/---

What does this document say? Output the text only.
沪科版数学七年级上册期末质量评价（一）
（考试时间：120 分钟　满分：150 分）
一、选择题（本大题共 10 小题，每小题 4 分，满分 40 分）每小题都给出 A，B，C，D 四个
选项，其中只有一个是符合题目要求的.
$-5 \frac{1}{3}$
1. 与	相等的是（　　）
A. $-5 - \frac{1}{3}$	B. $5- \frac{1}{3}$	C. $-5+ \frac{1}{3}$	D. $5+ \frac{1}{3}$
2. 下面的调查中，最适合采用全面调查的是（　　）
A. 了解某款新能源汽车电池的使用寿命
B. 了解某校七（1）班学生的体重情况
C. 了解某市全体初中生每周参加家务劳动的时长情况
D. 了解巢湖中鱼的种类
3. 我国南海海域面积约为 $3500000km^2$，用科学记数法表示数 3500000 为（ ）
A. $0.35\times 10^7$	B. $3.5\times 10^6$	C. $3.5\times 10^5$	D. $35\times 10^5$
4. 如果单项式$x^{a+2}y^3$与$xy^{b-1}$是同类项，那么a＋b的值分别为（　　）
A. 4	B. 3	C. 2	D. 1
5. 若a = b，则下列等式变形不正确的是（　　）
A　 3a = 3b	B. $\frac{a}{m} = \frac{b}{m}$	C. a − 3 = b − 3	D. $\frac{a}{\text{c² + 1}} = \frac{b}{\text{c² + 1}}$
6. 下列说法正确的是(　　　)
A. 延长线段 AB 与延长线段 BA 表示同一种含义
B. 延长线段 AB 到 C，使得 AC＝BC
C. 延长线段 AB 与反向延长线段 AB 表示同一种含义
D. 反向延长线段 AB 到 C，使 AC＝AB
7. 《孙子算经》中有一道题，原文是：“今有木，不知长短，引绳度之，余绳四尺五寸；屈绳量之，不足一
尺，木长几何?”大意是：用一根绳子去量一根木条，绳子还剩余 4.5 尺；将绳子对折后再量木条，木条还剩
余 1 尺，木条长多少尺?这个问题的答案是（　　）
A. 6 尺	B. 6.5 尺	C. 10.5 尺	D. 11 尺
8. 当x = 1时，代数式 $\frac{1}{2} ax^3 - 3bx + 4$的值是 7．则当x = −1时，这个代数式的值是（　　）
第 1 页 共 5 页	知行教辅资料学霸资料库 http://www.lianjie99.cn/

\---

### [Exercise aim]
Copy the material above back out, exactly as written.

### [Response to this exercise]
What does this document say? Output the text only.
沪科版数学七年级上册期末质量评价（一）
（考试时间：120 分钟　满分：150 分）
一、选择题（本大题共 10 小题，每小题 4 分，满分 40 分）每小题都给出 A，B，C，D 四个
选项，其中只有一个是符合题目要求的.
$-5 \frac{1}{3}$
1. 与	相等的是（　　）
A. $-5 - \frac{1}{3}$	B. $5- \frac{1}{3}$	C. $-5+ \frac{1}{3}$	D. $5+ \frac{1}{3}$
2. 下面的调查中，最适合采用全面调查的是（　　）
A. 了解某款新能源汽车电池的使用寿命
B. 了解某校七（1）班学生的体重情况
C. 了解某市全体初中生每周参加家务劳动的时长情况
D. 了解巢湖中鱼的种类
3. 我国南海海域面积约为 $3500000km^2$，用科学记数法表示数 3500000 为（ ）
A. $0.35\times 10^7$	B. $3.5\times 10^6$	C. $3.5\times 10^5$	D. $35\times 10^5$
4. 如果单项式$x^{a+2}y^3$与$xy^{b-1}$是同类项，那么a＋b的值分别为（　　）
A. 4	B. 3	C. 2	D. 1
5. 若a = b，则下列等式变形不正确的是（　　）
A　 3a = 3b	B. $\frac{a}{m} = \frac{b}{m}$	C. a − 3 = b − 3	D. $\frac{a}{\text{c² + 1}} = \frac{b}{\text{c² + 1}}$
6. 下列说法正确的是(　　　)
A. 延长线段 AB 与延长线段 BA 表示同一种含义
B. 延长线段 AB 到 C，使得 AC＝BC
C. 延长线段 AB 与反向延长线段 AB 表示同一种含义
D. 反向延长线段 AB 到 C，使 AC＝AB
7. 《孙子算经》中有一道题，原文是：“今有木，不知长短，引绳度之，余绳四尺五寸；屈绳量之，不足一
尺，木长几何?”大意是：用一根绳子去量一根木条，绳子还剩余 4.5 尺；将绳子对折后再量木条，木条还剩
余 1 尺，木条长多少尺?这个问题的答案是（　　）
A. 6 尺	B. 6.5 尺	C. 10.5 尺	D. 11 尺
8. 当x = 1时，代数式 $\frac{1}{2} ax^3 - 3bx + 4$的值是 7．则当x = −1时，这个代数式的值是（　　）
第 1 页 共 5 页	知行教辅资料学霸资料库 http://www.lianjie99.cn/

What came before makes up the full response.